Required task ->
Every line that holds "tweeter" should be shown.

Data listing ->
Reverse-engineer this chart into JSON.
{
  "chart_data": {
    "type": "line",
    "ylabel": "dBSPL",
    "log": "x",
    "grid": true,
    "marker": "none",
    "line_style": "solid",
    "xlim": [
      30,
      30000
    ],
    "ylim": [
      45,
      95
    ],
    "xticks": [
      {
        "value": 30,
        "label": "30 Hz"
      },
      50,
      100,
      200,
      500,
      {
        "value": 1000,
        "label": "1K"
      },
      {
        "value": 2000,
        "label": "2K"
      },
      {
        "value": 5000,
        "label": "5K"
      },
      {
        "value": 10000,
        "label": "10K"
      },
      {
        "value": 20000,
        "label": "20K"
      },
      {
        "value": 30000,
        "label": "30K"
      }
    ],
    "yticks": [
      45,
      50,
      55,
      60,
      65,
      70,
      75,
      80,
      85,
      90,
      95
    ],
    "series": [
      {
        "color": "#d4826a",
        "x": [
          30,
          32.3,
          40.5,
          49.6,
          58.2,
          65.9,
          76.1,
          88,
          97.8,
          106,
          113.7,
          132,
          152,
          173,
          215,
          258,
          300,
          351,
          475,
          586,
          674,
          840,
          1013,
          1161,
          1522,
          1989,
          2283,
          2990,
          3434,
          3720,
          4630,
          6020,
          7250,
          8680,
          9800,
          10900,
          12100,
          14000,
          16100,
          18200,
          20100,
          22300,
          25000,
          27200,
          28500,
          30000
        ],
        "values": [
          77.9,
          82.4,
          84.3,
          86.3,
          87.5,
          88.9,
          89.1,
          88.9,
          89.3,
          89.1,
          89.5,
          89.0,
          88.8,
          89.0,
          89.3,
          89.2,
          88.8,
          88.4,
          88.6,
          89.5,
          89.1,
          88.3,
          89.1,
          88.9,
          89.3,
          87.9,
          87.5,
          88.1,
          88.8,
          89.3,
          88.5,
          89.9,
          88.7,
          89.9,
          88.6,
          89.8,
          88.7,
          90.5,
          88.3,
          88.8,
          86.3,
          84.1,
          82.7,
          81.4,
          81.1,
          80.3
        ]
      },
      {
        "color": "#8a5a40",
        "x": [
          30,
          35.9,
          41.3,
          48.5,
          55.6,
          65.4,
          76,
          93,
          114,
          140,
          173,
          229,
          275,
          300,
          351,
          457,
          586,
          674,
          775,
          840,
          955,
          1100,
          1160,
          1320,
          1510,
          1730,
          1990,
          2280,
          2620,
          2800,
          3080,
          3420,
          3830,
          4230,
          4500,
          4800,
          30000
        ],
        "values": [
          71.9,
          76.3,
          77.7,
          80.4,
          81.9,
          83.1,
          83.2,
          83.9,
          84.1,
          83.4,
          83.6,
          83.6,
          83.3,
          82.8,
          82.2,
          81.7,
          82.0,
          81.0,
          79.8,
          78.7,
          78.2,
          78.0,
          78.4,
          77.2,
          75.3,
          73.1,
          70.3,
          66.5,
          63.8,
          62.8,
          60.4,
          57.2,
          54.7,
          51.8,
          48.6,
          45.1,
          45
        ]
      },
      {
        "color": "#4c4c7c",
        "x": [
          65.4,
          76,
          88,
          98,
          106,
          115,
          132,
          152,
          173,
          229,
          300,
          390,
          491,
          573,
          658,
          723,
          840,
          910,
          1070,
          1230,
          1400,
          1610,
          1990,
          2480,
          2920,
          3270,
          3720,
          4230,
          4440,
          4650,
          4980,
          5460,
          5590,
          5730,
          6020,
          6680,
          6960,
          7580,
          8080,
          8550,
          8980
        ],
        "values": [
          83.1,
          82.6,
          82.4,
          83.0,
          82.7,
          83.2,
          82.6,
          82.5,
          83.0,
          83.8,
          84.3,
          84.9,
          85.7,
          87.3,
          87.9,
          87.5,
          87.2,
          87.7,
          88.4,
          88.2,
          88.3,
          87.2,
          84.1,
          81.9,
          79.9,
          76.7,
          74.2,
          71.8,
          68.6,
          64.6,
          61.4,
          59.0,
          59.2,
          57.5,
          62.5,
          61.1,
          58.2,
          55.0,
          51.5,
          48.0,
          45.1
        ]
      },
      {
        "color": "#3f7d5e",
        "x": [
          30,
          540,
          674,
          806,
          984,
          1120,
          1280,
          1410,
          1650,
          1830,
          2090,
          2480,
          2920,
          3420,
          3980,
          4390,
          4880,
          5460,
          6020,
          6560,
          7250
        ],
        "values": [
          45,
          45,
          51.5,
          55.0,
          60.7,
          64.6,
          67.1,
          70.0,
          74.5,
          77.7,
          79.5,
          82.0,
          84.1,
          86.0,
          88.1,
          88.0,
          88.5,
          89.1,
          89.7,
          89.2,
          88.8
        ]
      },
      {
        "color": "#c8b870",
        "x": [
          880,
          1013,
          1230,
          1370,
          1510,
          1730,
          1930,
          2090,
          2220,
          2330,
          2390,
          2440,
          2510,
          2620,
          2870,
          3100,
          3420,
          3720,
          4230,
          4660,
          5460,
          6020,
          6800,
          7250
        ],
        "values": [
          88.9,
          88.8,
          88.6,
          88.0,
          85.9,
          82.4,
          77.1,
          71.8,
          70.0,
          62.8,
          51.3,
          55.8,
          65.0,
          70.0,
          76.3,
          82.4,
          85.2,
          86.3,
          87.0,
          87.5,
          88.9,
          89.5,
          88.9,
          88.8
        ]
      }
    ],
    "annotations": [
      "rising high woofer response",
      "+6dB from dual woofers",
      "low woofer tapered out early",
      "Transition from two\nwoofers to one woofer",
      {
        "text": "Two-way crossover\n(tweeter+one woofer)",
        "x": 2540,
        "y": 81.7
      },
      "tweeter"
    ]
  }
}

Result below ->
        "text": "Two-way crossover\n(tweeter+one woofer)",
      "tweeter"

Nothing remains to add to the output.